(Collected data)
________________

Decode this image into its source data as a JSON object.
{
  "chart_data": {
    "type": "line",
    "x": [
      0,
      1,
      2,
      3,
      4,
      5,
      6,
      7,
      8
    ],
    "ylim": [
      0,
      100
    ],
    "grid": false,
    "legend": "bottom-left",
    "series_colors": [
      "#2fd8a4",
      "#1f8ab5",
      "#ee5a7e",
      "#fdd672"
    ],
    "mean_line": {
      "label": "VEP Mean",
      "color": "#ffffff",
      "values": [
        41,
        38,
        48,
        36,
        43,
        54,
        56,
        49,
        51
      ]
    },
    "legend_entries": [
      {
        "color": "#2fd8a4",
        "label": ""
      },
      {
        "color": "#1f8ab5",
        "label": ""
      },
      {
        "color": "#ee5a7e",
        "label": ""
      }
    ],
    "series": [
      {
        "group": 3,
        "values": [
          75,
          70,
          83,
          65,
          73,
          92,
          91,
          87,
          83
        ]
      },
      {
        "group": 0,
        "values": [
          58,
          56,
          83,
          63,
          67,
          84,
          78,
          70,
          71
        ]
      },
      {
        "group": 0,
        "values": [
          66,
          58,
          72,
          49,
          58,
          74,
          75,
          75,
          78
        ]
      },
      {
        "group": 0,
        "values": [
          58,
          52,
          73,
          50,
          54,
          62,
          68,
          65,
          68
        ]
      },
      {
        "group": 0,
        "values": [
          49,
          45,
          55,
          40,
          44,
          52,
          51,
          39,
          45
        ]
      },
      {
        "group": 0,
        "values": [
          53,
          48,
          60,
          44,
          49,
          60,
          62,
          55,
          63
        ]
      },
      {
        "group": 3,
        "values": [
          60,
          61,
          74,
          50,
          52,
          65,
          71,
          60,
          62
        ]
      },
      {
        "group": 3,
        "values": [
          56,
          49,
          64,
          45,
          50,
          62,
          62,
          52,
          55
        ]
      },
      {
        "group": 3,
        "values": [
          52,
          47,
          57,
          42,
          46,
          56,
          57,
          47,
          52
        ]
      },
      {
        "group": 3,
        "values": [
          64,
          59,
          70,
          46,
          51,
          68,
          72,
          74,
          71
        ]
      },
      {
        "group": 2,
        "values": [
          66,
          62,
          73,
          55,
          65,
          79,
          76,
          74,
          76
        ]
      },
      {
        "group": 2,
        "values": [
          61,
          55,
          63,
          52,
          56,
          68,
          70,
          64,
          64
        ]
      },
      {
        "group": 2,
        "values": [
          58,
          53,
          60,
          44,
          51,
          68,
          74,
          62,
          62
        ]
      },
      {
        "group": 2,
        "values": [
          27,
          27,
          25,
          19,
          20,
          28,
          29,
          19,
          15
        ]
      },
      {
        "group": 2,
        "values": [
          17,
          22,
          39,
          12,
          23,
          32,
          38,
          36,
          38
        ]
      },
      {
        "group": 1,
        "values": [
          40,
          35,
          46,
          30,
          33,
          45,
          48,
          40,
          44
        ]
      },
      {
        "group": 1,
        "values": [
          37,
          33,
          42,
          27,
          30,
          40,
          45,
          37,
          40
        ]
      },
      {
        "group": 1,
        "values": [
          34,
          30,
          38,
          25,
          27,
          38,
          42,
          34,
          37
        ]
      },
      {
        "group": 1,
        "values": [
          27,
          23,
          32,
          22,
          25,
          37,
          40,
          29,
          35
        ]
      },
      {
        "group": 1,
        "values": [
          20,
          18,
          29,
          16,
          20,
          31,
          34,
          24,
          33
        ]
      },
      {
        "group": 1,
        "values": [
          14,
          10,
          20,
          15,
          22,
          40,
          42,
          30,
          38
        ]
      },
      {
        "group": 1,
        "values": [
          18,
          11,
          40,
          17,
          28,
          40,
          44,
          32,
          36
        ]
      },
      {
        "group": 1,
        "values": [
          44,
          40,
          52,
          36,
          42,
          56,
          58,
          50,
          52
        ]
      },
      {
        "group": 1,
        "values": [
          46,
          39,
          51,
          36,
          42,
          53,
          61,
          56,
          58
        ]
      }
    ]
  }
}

________________

DIRECTIONS
Copy down the whole of the data above, matching it exactly.

EXERCISE ANSWER
Decode this image into its source data as a JSON object.
{
  "chart_data": {
    "type": "line",
    "x": [
      0,
      1,
      2,
      3,
      4,
      5,
      6,
      7,
      8
    ],
    "ylim": [
      0,
      100
    ],
    "grid": false,
    "legend": "bottom-left",
    "series_colors": [
      "#2fd8a4",
      "#1f8ab5",
      "#ee5a7e",
      "#fdd672"
    ],
    "mean_line": {
      "label": "VEP Mean",
      "color": "#ffffff",
      "values": [
        41,
        38,
        48,
        36,
        43,
        54,
        56,
        49,
        51
      ]
    },
    "legend_entries": [
      {
        "color": "#2fd8a4",
        "label": ""
      },
      {
        "color": "#1f8ab5",
        "label": ""
      },
      {
        "color": "#ee5a7e",
        "label": ""
      }
    ],
    "series": [
      {
        "group": 3,
        "values": [
          75,
          70,
          83,
          65,
          73,
          92,
          91,
          87,
          83
        ]
      },
      {
        "group": 0,
        "values": [
          58,
          56,
          83,
          63,
          67,
          84,
          78,
          70,
          71
        ]
      },
      {
        "group": 0,
        "values": [
          66,
          58,
          72,
          49,
          58,
          74,
          75,
          75,
          78
        ]
      },
      {
        "group": 0,
        "values": [
          58,
          52,
          73,
          50,
          54,
          62,
          68,
          65,
          68
        ]
      },
      {
        "group": 0,
        "values": [
          49,
          45,
          55,
          40,
          44,
          52,
          51,
          39,
          45
        ]
      },
      {
        "group": 0,
        "values": [
          53,
          48,
          60,
          44,
          49,
          60,
          62,
          55,
          63
        ]
      },
      {
        "group": 3,
        "values": [
          60,
          61,
          74,
          50,
          52,
          65,
          71,
          60,
          62
        ]
      },
      {
        "group": 3,
        "values": [
          56,
          49,
          64,
          45,
          50,
          62,
          62,
          52,
          55
        ]
      },
      {
        "group": 3,
        "values": [
          52,
          47,
          57,
          42,
          46,
          56,
          57,
          47,
          52
        ]
      },
      {
        "group": 3,
        "values": [
          64,
          59,
          70,
          46,
          51,
          68,
          72,
          74,
          71
        ]
      },
      {
        "group": 2,
        "values": [
          66,
          62,
          73,
          55,
          65,
          79,
          76,
          74,
          76
        ]
      },
      {
        "group": 2,
        "values": [
          61,
          55,
          63,
          52,
          56,
          68,
          70,
          64,
          64
        ]
      },
      {
        "group": 2,
        "values": [
          58,
          53,
          60,
          44,
          51,
          68,
          74,
          62,
          62
        ]
      },
      {
        "group": 2,
        "values": [
          27,
          27,
          25,
          19,
          20,
          28,
          29,
          19,
          15
        ]
      },
      {
        "group": 2,
        "values": [
          17,
          22,
          39,
          12,
          23,
          32,
          38,
          36,
          38
        ]
      },
      {
        "group": 1,
        "values": [
          40,
          35,
          46,
          30,
          33,
          45,
          48,
          40,
          44
        ]
      },
      {
        "group": 1,
        "values": [
          37,
          33,
          42,
          27,
          30,
          40,
          45,
          37,
          40
        ]
      },
      {
        "group": 1,
        "values": [
          34,
          30,
          38,
          25,
          27,
          38,
          42,
          34,
          37
        ]
      },
      {
        "group": 1,
        "values": [
          27,
          23,
          32,
          22,
          25,
          37,
          40,
          29,
          35
        ]
      },
      {
        "group": 1,
        "values": [
          20,
          18,
          29,
          16,
          20,
          31,
          34,
          24,
          33
        ]
      },
      {
        "group": 1,
        "values": [
          14,
          10,
          20,
          15,
          22,
          40,
          42,
          30,
          38
        ]
      },
      {
        "group": 1,
        "values": [
          18,
          11,
          40,
          17,
          28,
          40,
          44,
          32,
          36
        ]
      },
      {
        "group": 1,
        "values": [
          44,
          40,
          52,
          36,
          42,
          56,
          58,
          50,
          52
        ]
      },
      {
        "group": 1,
        "values": [
          46,
          39,
          51,
          36,
          42,
          53,
          61,
          56,
          58
        ]
      }
    ]
  }
}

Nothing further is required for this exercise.